GIVEN PROBLEM -
Filter the records below for the word "ylabel". Copy each line that holds it.

Structured figure records:
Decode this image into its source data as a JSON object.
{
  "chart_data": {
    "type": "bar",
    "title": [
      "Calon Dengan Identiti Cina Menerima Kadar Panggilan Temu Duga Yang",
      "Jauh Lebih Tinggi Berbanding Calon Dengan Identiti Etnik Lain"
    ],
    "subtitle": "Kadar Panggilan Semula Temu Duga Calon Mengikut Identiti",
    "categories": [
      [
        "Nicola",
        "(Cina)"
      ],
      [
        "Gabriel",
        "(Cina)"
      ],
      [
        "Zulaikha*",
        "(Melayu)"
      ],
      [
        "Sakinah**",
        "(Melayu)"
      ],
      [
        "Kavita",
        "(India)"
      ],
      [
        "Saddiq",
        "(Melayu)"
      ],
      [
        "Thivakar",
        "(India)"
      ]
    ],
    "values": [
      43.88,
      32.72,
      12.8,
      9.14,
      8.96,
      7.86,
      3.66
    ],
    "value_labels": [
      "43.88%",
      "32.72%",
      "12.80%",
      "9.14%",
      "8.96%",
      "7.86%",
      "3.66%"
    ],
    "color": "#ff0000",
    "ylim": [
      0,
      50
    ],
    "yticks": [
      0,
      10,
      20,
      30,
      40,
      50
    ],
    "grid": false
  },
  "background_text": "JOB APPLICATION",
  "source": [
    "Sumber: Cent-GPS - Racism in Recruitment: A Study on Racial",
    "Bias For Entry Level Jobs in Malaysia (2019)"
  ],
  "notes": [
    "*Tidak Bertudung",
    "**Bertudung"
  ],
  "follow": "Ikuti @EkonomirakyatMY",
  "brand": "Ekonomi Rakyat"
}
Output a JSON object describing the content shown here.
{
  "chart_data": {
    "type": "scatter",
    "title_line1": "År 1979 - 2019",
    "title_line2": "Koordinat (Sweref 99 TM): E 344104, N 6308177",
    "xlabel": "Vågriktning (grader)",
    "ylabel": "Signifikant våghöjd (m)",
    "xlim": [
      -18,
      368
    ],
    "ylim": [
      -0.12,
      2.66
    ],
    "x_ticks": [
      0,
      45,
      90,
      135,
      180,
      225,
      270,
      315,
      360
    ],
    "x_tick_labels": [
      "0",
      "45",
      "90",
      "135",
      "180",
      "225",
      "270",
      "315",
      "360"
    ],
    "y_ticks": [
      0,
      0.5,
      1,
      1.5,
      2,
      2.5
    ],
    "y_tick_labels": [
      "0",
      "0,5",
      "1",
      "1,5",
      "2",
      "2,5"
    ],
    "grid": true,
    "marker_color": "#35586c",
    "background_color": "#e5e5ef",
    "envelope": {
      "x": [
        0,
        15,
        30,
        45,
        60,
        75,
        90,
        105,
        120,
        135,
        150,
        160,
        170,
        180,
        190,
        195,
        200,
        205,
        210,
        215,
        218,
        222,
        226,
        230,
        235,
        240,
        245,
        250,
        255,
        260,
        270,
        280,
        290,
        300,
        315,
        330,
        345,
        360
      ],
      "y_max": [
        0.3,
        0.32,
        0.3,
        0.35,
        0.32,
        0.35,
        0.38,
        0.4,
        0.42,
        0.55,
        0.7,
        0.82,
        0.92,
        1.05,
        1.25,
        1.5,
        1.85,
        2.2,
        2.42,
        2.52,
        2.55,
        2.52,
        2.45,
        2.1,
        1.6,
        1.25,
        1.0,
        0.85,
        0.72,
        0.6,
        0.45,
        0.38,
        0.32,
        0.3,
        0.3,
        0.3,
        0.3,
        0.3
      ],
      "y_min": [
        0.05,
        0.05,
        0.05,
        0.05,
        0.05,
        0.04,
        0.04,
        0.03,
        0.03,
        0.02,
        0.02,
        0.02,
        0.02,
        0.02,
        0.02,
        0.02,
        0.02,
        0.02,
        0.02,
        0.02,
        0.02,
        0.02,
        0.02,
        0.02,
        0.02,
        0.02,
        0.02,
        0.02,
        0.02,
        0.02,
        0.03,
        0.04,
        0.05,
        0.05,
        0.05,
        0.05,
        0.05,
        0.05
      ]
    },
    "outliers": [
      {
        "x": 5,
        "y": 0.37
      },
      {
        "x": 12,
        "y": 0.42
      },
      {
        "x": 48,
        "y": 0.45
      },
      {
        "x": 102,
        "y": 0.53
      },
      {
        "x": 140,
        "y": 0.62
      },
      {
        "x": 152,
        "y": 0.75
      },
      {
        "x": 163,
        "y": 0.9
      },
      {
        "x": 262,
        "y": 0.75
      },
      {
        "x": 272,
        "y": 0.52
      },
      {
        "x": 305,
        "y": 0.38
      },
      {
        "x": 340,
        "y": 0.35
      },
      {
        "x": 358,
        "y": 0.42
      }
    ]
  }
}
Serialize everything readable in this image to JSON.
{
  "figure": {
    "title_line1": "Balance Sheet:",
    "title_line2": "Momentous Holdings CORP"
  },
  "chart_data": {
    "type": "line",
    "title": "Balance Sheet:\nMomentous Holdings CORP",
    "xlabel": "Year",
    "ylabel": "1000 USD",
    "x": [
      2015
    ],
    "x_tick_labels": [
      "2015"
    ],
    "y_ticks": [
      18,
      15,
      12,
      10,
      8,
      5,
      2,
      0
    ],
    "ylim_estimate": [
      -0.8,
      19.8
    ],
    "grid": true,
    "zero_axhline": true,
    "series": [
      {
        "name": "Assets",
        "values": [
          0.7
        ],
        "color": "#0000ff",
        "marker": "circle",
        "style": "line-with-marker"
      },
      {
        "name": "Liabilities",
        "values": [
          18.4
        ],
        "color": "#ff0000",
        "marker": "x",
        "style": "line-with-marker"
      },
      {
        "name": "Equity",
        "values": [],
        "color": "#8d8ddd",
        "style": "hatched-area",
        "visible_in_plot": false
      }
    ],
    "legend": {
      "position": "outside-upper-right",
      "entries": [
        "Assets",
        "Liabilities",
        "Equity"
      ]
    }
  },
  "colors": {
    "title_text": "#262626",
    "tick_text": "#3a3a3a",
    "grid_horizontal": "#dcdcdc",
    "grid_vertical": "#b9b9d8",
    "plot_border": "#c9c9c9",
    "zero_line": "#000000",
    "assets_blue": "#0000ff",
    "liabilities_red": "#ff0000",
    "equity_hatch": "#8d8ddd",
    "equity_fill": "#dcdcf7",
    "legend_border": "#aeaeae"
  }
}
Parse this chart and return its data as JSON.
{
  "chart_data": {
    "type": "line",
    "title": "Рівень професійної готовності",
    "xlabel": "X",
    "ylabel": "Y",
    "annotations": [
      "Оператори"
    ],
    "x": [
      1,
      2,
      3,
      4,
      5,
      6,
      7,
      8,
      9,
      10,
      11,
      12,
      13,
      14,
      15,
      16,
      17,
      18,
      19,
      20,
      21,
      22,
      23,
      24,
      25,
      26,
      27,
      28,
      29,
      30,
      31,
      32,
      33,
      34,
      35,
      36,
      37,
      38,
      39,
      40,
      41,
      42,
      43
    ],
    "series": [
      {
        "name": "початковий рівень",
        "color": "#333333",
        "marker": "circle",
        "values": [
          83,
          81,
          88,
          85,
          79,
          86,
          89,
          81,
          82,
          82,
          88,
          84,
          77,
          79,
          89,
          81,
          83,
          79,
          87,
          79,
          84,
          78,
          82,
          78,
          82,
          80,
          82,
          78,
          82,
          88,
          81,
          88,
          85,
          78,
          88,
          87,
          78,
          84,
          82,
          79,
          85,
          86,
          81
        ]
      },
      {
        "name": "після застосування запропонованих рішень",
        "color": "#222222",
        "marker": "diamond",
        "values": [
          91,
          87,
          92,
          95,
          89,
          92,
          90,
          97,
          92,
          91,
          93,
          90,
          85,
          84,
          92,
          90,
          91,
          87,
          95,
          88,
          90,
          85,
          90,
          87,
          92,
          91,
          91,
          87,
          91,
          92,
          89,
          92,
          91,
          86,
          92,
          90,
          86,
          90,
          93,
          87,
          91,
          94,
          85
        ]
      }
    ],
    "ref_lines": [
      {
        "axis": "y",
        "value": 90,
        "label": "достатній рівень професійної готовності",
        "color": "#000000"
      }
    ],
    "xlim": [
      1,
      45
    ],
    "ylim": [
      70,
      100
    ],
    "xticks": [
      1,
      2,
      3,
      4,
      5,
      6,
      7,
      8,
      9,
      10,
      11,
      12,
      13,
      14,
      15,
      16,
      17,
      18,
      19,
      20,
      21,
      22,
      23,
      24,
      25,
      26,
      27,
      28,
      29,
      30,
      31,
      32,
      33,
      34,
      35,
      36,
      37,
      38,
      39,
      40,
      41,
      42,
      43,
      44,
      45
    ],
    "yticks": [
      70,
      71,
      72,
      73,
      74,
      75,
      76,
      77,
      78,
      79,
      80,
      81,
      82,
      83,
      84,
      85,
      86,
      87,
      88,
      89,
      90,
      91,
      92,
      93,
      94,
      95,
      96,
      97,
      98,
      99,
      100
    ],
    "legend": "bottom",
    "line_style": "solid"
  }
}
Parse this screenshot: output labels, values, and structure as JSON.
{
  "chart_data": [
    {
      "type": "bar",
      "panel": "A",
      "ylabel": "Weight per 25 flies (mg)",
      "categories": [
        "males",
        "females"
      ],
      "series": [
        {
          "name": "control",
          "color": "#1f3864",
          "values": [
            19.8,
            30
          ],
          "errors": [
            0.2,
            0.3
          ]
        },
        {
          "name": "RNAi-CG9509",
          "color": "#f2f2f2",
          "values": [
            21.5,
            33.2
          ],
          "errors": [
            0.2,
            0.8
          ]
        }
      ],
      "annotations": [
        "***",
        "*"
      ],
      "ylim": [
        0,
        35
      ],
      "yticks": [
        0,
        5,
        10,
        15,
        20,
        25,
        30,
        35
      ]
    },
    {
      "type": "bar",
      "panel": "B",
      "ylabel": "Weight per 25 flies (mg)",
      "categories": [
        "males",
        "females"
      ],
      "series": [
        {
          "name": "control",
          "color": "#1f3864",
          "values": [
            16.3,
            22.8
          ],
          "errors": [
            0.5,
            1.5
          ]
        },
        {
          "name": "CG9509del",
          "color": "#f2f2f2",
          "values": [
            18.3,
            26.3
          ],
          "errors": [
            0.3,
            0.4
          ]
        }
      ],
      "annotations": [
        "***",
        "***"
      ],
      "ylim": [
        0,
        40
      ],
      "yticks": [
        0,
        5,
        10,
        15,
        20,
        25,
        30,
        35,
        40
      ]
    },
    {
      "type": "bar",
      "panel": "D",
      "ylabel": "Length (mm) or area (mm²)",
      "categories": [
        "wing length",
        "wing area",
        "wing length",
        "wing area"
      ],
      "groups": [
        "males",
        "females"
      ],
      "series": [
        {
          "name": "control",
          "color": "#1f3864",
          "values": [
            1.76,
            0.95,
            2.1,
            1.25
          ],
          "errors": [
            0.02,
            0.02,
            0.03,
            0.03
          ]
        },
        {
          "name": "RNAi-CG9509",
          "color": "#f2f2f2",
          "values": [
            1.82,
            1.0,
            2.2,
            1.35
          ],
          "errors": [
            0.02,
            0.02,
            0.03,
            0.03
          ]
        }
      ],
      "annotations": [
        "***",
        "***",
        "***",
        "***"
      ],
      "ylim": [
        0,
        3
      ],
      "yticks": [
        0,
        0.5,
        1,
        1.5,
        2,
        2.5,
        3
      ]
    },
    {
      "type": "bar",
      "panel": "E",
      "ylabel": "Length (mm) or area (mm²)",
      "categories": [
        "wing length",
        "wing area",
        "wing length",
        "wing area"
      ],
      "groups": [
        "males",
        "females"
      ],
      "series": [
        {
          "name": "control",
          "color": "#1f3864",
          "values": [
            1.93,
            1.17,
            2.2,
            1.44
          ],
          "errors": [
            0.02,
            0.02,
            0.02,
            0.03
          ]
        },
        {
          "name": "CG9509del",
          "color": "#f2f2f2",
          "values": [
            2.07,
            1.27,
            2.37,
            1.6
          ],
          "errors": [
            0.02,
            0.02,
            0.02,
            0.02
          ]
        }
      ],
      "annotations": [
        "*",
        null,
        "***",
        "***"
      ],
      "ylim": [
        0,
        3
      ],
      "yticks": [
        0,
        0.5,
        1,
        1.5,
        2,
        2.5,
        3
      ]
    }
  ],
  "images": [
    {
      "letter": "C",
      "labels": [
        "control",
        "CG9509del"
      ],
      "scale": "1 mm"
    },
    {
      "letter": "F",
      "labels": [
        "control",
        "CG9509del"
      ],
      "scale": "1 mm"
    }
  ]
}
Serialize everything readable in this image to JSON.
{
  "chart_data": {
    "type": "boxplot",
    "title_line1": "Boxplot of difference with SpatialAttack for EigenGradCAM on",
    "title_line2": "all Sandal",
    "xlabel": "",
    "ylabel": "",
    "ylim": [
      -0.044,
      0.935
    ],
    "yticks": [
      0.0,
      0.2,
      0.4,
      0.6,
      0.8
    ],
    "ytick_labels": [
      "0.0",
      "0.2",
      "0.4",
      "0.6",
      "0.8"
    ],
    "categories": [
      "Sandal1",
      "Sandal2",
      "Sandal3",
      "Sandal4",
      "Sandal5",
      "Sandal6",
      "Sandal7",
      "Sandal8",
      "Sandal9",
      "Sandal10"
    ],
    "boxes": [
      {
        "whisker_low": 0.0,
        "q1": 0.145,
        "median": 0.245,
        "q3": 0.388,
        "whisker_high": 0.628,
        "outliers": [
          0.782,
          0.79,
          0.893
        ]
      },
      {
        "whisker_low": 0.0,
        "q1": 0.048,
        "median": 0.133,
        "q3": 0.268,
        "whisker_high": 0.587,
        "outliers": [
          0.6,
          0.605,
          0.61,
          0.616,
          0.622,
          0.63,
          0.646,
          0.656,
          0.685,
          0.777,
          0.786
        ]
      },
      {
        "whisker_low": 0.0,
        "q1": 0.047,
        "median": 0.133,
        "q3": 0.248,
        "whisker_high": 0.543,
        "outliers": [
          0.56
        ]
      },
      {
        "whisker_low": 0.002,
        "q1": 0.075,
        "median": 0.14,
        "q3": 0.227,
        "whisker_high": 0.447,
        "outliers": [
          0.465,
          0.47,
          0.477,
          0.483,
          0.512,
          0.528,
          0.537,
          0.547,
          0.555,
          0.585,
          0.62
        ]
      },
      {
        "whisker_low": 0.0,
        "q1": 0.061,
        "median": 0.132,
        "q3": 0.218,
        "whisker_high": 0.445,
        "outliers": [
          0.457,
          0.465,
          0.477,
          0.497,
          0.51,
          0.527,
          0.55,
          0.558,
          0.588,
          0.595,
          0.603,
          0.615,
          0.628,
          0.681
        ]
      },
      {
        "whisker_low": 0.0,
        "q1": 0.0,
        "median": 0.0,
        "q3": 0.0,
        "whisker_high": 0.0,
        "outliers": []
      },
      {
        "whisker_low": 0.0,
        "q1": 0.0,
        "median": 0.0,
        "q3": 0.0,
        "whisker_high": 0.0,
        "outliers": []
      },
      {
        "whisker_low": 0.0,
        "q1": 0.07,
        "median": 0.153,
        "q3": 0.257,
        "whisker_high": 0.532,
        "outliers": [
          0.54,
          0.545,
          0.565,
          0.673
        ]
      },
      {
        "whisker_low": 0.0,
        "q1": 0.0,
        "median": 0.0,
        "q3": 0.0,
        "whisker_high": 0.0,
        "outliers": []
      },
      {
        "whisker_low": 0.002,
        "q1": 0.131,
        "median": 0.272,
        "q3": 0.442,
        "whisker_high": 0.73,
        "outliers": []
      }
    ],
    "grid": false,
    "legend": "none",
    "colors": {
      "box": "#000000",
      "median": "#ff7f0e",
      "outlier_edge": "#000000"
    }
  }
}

TASK RESPONSE -
    "ylabel": "Signifikant våghöjd (m)",
    "ylabel": "1000 USD",
    "ylabel": "Y",
      "ylabel": "Weight per 25 flies (mg)",
      "ylabel": "Weight per 25 flies (mg)",
      "ylabel": "Length (mm) or area (mm²)",
      "ylabel": "Length (mm) or area (mm²)",
    "ylabel": "",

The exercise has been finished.